### Written exercise
From the listing below, extract every line containing "terrenal".

### Entries provided
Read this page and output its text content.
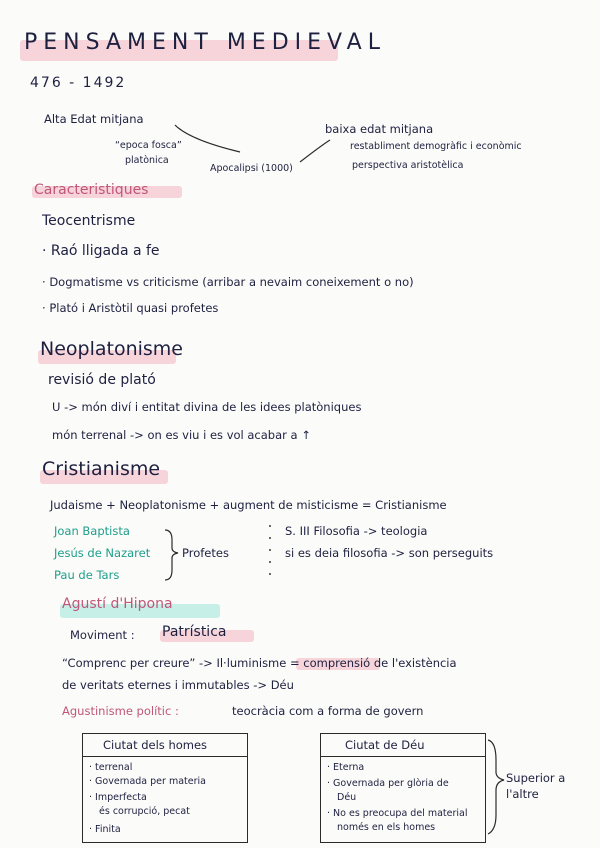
PENSAMENT MEDIEVAL
476 - 1492
Alta Edat mitjana
“epoca fosca”
platònica
Apocalipsi (1000)
baixa edat mitjana
restabliment demogràfic i econòmic
perspectiva aristotèlica
Caracteristiques
Teocentrisme
· Raó lligada a fe
· Dogmatisme vs criticisme (arribar a nevaim coneixement o no)
· Plató i Aristòtil quasi profetes
Neoplatonisme
revisió de plató
U -> món diví i entitat divina de les idees platòniques
món terrenal -> on es viu i es vol acabar a ↑
Cristianisme
Judaisme + Neoplatonisme + augment de misticisme = Cristianisme
Joan Baptista
Jesús de Nazaret
Pau de Tars
Profetes
S. III Filosofia -> teologia
si es deia filosofia -> son perseguits
Agustí d'Hipona
Moviment : Patrística
“Comprenc per creure” -> Il·luminisme = comprensió de l'existència
de veritats eternes i immutables -> Déu
Agustinisme polític :	teocràcia com a forma de govern
Ciutat dels homes
· terrenal
· Governada per materia
· Imperfecta
és corrupció, pecat
· Finita
Ciutat de Déu
· Eterna
· Governada per glòria de
Déu
· No es preocupa del material
només en els homes
Superior a l'altre
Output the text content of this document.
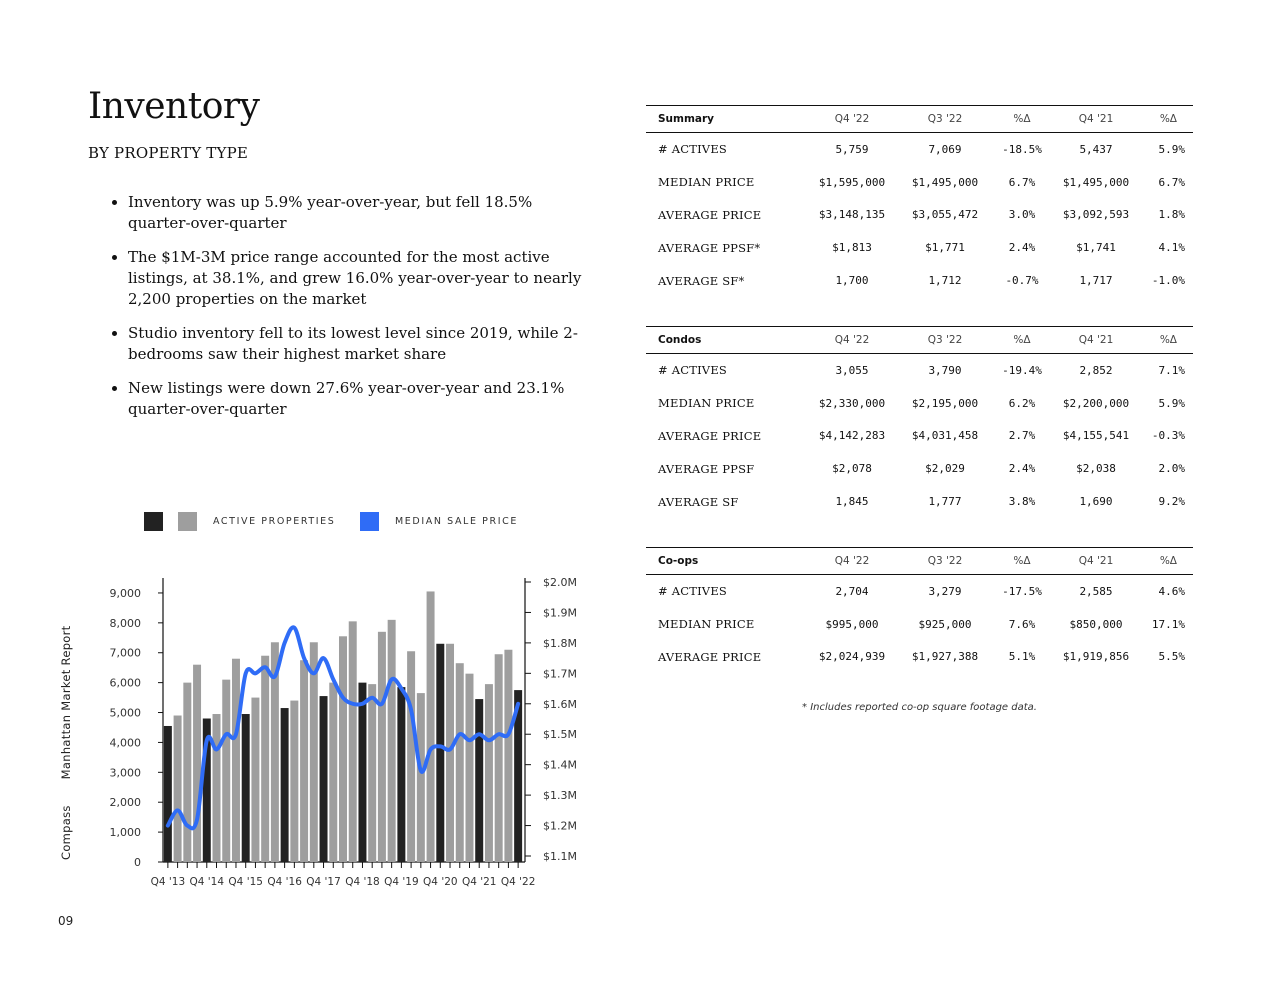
Inventory
BY PROPERTY TYPE
• Inventory was up 5.9% year-over-year, but fell 18.5% quarter-over-quarter
• The $1M-3M price range accounted for the most active listings, at 38.1%, and grew 16.0% year-over-year to nearly 2,200 properties on the market
• Studio inventory fell to its lowest level since 2019, while 2-bedrooms saw their highest market share
• New listings were down 27.6% year-over-year and 23.1% quarter-over-quarter
Compass Manhattan Market Report
09
ACTIVE PROPERTIES	MEDIAN SALE PRICE
0
1,000
2,000
3,000
4,000
5,000
6,000
7,000
8,000
9,000
$1.1M
$1.2M
$1.3M
$1.4M
$1.5M
$1.6M
$1.7M
$1.8M
$1.9M
$2.0M
Q4 '13 Q4 '14 Q4 '15 Q4 '16 Q4 '17 Q4 '18 Q4 '19 Q4 '20 Q4 '21 Q4 '22
Summary	Q4 '22	Q3 '22	%Δ	Q4 '21	%Δ
# ACTIVES	5,759	7,069	-18.5%	5,437	5.9%
MEDIAN PRICE	$1,595,000	$1,495,000	6.7%	$1,495,000	6.7%
AVERAGE PRICE	$3,148,135	$3,055,472	3.0%	$3,092,593	1.8%
AVERAGE PPSF*	$1,813	$1,771	2.4%	$1,741	4.1%
AVERAGE SF*	1,700	1,712	-0.7%	1,717	-1.0%
Condos	Q4 '22	Q3 '22	%Δ	Q4 '21	%Δ
# ACTIVES	3,055	3,790	-19.4%	2,852	7.1%
MEDIAN PRICE	$2,330,000	$2,195,000	6.2%	$2,200,000	5.9%
AVERAGE PRICE	$4,142,283	$4,031,458	2.7%	$4,155,541	-0.3%
AVERAGE PPSF	$2,078	$2,029	2.4%	$2,038	2.0%
AVERAGE SF	1,845	1,777	3.8%	1,690	9.2%
Co-ops	Q4 '22	Q3 '22	%Δ	Q4 '21	%Δ
# ACTIVES	2,704	3,279	-17.5%	2,585	4.6%
MEDIAN PRICE	$995,000	$925,000	7.6%	$850,000	17.1%
AVERAGE PRICE	$2,024,939	$1,927,388	5.1%	$1,919,856	5.5%
* Includes reported co-op square footage data.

### Reply
món terrenal -> on es viu i es vol acabar a ↑
· terrenal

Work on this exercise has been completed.